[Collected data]
--- --- ---

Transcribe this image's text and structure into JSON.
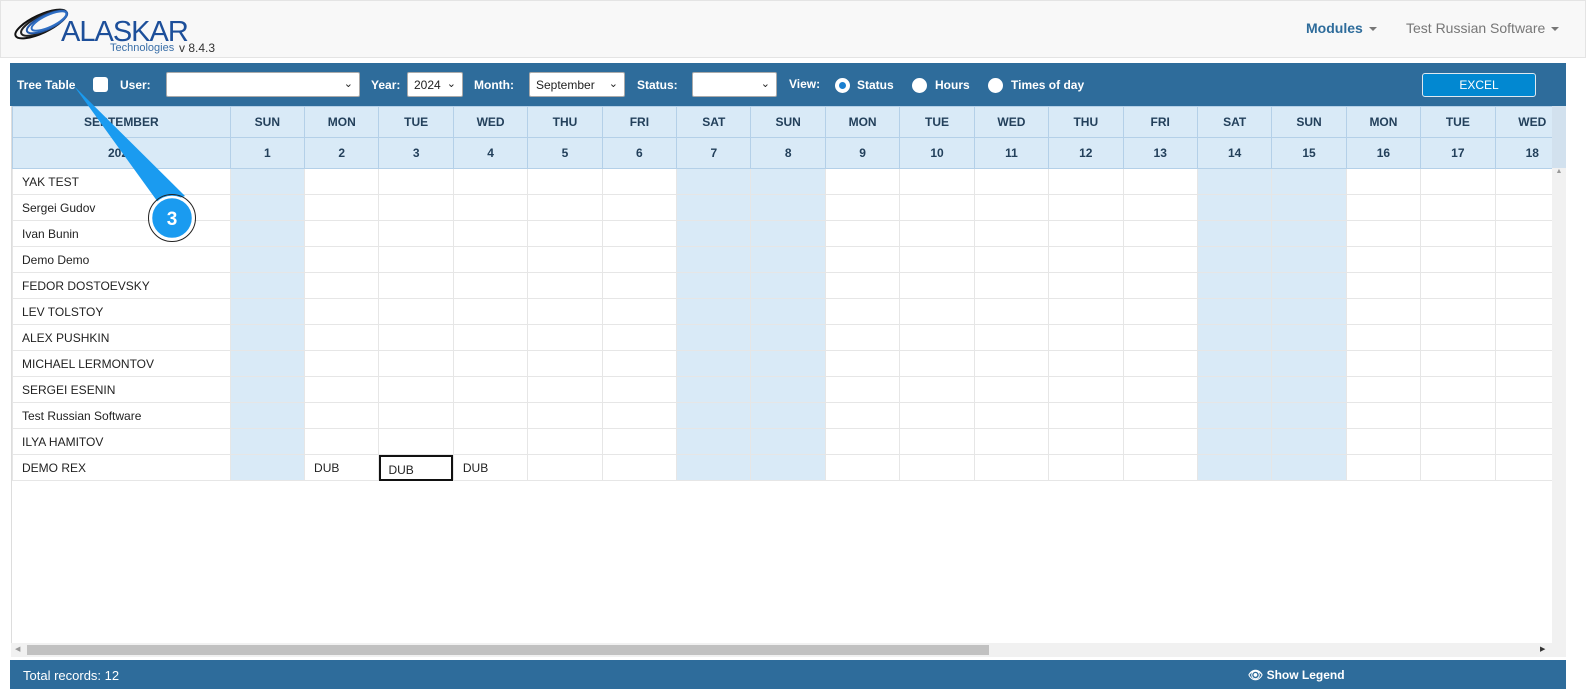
{
  "header": {
    "brand": "ALASKAR",
    "tagline": "Technologies",
    "version": "v 8.4.3",
    "modules": "Modules",
    "user_menu": "Test Russian Software"
  },
  "toolbar": {
    "tree_table": "Tree Table",
    "user_label": "User:",
    "user_value": "",
    "year_label": "Year:",
    "year_value": "2024",
    "month_label": "Month:",
    "month_value": "September",
    "status_label": "Status:",
    "status_value": "",
    "view_label": "View:",
    "view_options": [
      {
        "label": "Status",
        "selected": true
      },
      {
        "label": "Hours",
        "selected": false
      },
      {
        "label": "Times of day",
        "selected": false
      }
    ],
    "excel": "EXCEL"
  },
  "table": {
    "month": "SEPTEMBER",
    "year": "2024",
    "days": [
      {
        "d": "1",
        "dow": "SUN",
        "we": true
      },
      {
        "d": "2",
        "dow": "MON"
      },
      {
        "d": "3",
        "dow": "TUE"
      },
      {
        "d": "4",
        "dow": "WED"
      },
      {
        "d": "5",
        "dow": "THU"
      },
      {
        "d": "6",
        "dow": "FRI"
      },
      {
        "d": "7",
        "dow": "SAT",
        "we": true
      },
      {
        "d": "8",
        "dow": "SUN",
        "we": true
      },
      {
        "d": "9",
        "dow": "MON"
      },
      {
        "d": "10",
        "dow": "TUE"
      },
      {
        "d": "11",
        "dow": "WED"
      },
      {
        "d": "12",
        "dow": "THU"
      },
      {
        "d": "13",
        "dow": "FRI"
      },
      {
        "d": "14",
        "dow": "SAT",
        "we": true
      },
      {
        "d": "15",
        "dow": "SUN",
        "we": true
      },
      {
        "d": "16",
        "dow": "MON"
      },
      {
        "d": "17",
        "dow": "TUE"
      },
      {
        "d": "18",
        "dow": "WED"
      }
    ],
    "rows": [
      {
        "name": "YAK TEST",
        "cells": {}
      },
      {
        "name": "Sergei Gudov",
        "cells": {}
      },
      {
        "name": "Ivan Bunin",
        "cells": {}
      },
      {
        "name": "Demo Demo",
        "cells": {}
      },
      {
        "name": "FEDOR DOSTOEVSKY",
        "cells": {}
      },
      {
        "name": "LEV TOLSTOY",
        "cells": {}
      },
      {
        "name": "ALEX PUSHKIN",
        "cells": {}
      },
      {
        "name": "MICHAEL LERMONTOV",
        "cells": {}
      },
      {
        "name": "SERGEI ESENIN",
        "cells": {}
      },
      {
        "name": "Test Russian Software",
        "cells": {}
      },
      {
        "name": "ILYA HAMITOV",
        "cells": {}
      },
      {
        "name": "DEMO REX",
        "cells": {
          "2": "DUB",
          "3": "DUB",
          "4": "DUB"
        },
        "selected": "3"
      }
    ]
  },
  "footer": {
    "total": "Total records: 12",
    "legend": "Show Legend"
  },
  "callout": {
    "number": "3"
  },
  "colors": {
    "bar": "#2e6c9b",
    "header_cell": "#d9eaf7",
    "excel": "#0288d1",
    "callout": "#1a9bf0"
  }
}
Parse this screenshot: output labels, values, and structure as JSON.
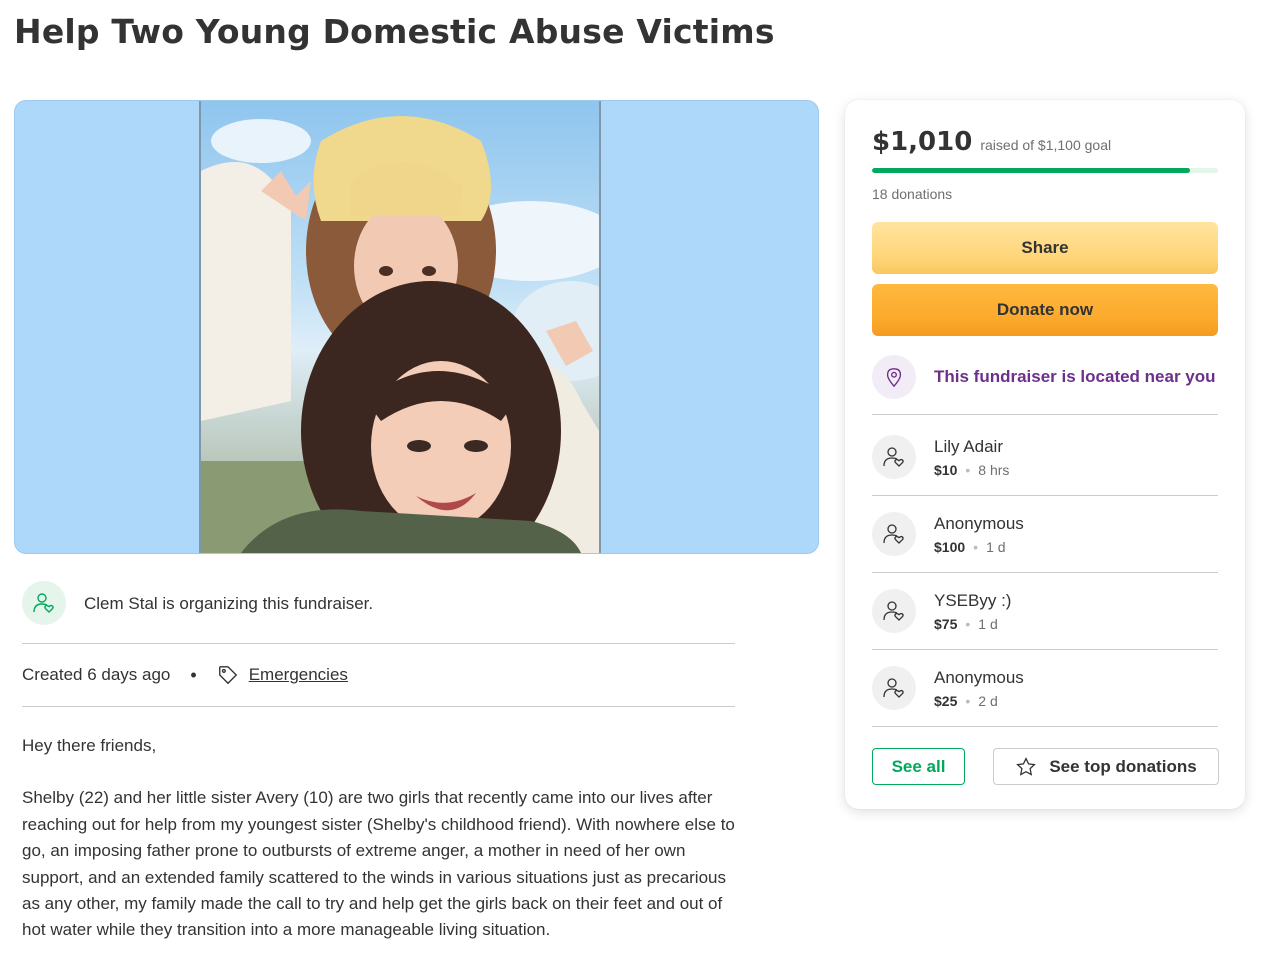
{
  "page": {
    "title": "Help Two Young Domestic Abuse Victims"
  },
  "organizer": {
    "text": "Clem Stal is organizing this fundraiser.",
    "icon": "person-heart-icon"
  },
  "meta": {
    "created": "Created 6 days ago",
    "separator": "•",
    "category": "Emergencies",
    "category_icon": "tag-icon"
  },
  "story": {
    "paragraphs": [
      "Hey there friends,",
      "Shelby (22) and her little sister Avery (10) are two girls that recently came into our lives after reaching out for help from my youngest sister (Shelby's childhood friend). With nowhere else to go, an imposing father prone to outbursts of extreme anger, a mother in need of her own support, and an extended family scattered to the winds in various situations just as precarious as any other, my family made the call to try and help get the girls back on their feet and out of hot water while they transition into a more manageable living situation."
    ]
  },
  "sidebar": {
    "amount": "$1,010",
    "goal_text": "raised of $1,100 goal",
    "progress_fraction": 0.918,
    "donation_count": "18 donations",
    "share_label": "Share",
    "donate_label": "Donate now",
    "location_text": "This fundraiser is located near you",
    "location_icon": "map-pin-icon",
    "donations": [
      {
        "name": "Lily Adair",
        "amount": "$10",
        "time": "8 hrs"
      },
      {
        "name": "Anonymous",
        "amount": "$100",
        "time": "1 d"
      },
      {
        "name": "YSEByy :)",
        "amount": "$75",
        "time": "1 d"
      },
      {
        "name": "Anonymous",
        "amount": "$25",
        "time": "2 d"
      }
    ],
    "see_all_label": "See all",
    "top_donations_label": "See top donations",
    "top_donations_icon": "star-icon"
  },
  "colors": {
    "brand_green": "#02a95c",
    "location_purple": "#6c2f8c",
    "donate_orange": "#fba92b",
    "share_yellow": "#ffd578"
  }
}
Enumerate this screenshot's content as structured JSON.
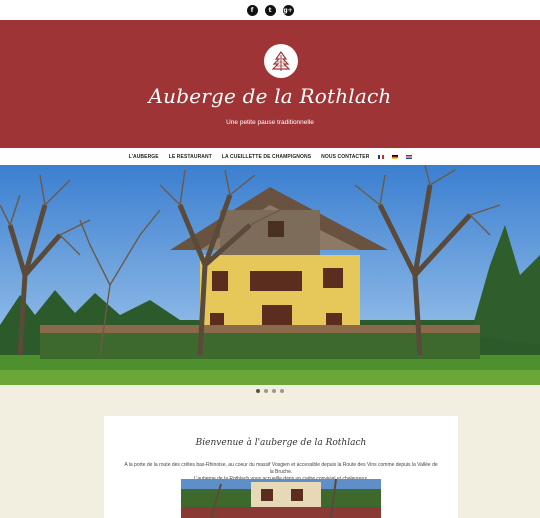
{
  "social": [
    {
      "name": "facebook",
      "glyph": "f"
    },
    {
      "name": "twitter",
      "glyph": "t"
    },
    {
      "name": "google-plus",
      "glyph": "g+"
    }
  ],
  "header": {
    "title": "Auberge de la Rothlach",
    "tagline": "Une petite pause traditionnelle",
    "bg_color": "#9e3436"
  },
  "nav": {
    "items": [
      "L'AUBERGE",
      "LE RESTAURANT",
      "LA CUEILLETTE DE CHAMPIGNONS",
      "NOUS CONTACTER"
    ],
    "flags": [
      "fr",
      "de",
      "nl"
    ]
  },
  "slider": {
    "count": 4,
    "active": 0
  },
  "welcome": {
    "title": "Bienvenue à l'auberge de la Rothlach",
    "line1": "A la porte de la route des crêtes bas-Rhinoise, au coeur du massif Vosgien et accessible depuis la Route des Vins comme depuis la Vallée de la Bruche.",
    "line2": "L'auberge de la Rothlach vous accueille dans un cadre convivial et chaleureux."
  }
}
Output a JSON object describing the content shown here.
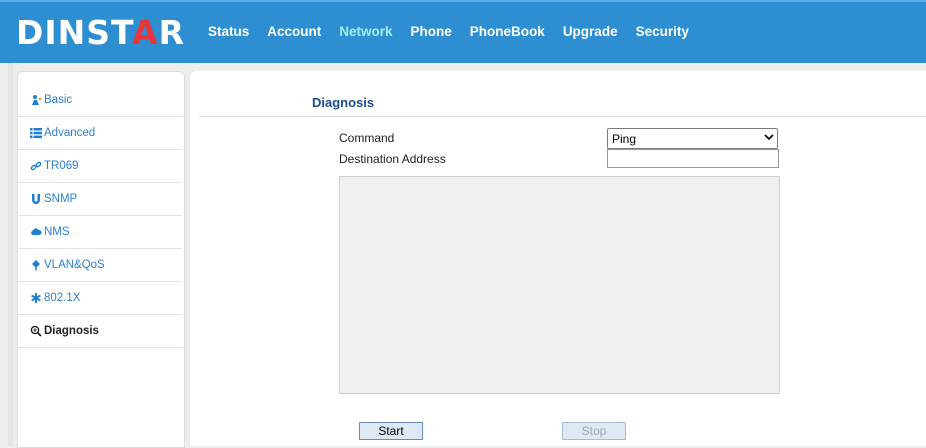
{
  "header": {
    "logo": {
      "part1": "DINST",
      "part2": "A",
      "part3": "R"
    },
    "nav": [
      {
        "label": "Status",
        "active": false
      },
      {
        "label": "Account",
        "active": false
      },
      {
        "label": "Network",
        "active": true
      },
      {
        "label": "Phone",
        "active": false
      },
      {
        "label": "PhoneBook",
        "active": false
      },
      {
        "label": "Upgrade",
        "active": false
      },
      {
        "label": "Security",
        "active": false
      }
    ]
  },
  "sidebar": {
    "items": [
      {
        "label": "Basic",
        "icon": "person-network-icon"
      },
      {
        "label": "Advanced",
        "icon": "list-icon"
      },
      {
        "label": "TR069",
        "icon": "link-icon"
      },
      {
        "label": "SNMP",
        "icon": "magnet-icon"
      },
      {
        "label": "NMS",
        "icon": "cloud-icon"
      },
      {
        "label": "VLAN&QoS",
        "icon": "diamond-icon"
      },
      {
        "label": "802.1X",
        "icon": "asterisk-icon"
      },
      {
        "label": "Diagnosis",
        "icon": "zoom-icon",
        "active": true
      }
    ]
  },
  "main": {
    "title": "Diagnosis",
    "command_label": "Command",
    "command_value": "Ping",
    "destination_label": "Destination Address",
    "destination_value": "",
    "start_label": "Start",
    "stop_label": "Stop"
  },
  "colors": {
    "header_bg": "#2d8fd1",
    "nav_active": "#9ff0ea",
    "logo_accent": "#e8343b",
    "sidebar_link": "#2a7fd0",
    "title": "#1d4c8a"
  }
}
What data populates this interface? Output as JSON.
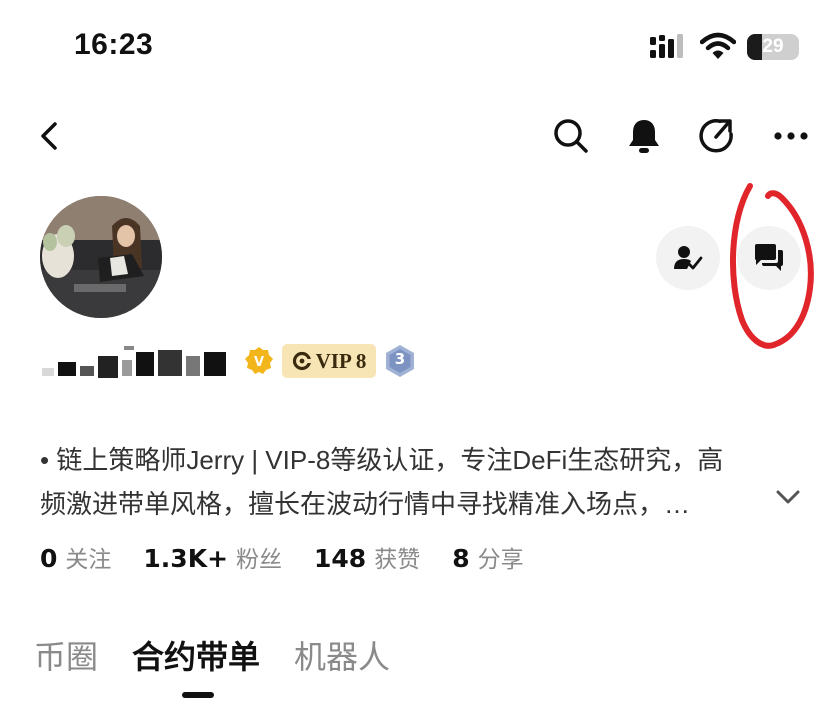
{
  "status_bar": {
    "time": "16:23",
    "battery_percent": "29",
    "battery_level": 0.29,
    "icons": [
      "signal-icon",
      "wifi-icon",
      "battery-icon"
    ]
  },
  "nav": {
    "icons": [
      "back-icon",
      "search-icon",
      "bell-icon",
      "share-icon",
      "more-icon"
    ]
  },
  "profile": {
    "follow_icon": "user-check-icon",
    "message_icon": "chat-icon",
    "badges": {
      "verified_letter": "V",
      "vip_label": "VIP 8",
      "level": "3"
    },
    "bio_lines": [
      "• 链上策略师Jerry | VIP-8等级认证，专注DeFi生态研究，高",
      "频激进带单风格，擅长在波动行情中寻找精准入场点，…"
    ]
  },
  "stats": [
    {
      "value": "0",
      "label": "关注"
    },
    {
      "value": "1.3K+",
      "label": "粉丝"
    },
    {
      "value": "148",
      "label": "获赞"
    },
    {
      "value": "8",
      "label": "分享"
    }
  ],
  "tabs": [
    {
      "label": "币圈",
      "active": false
    },
    {
      "label": "合约带单",
      "active": true
    },
    {
      "label": "机器人",
      "active": false
    }
  ],
  "colors": {
    "annotation_red": "#e0252b",
    "vip_badge_bg": "#f7e5b5",
    "verified_gold": "#f2b51a",
    "level_blue": "#9fb2d6"
  }
}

--- --- ---

State how many lines in the records above contain the word "screenshot", giving only the number.

2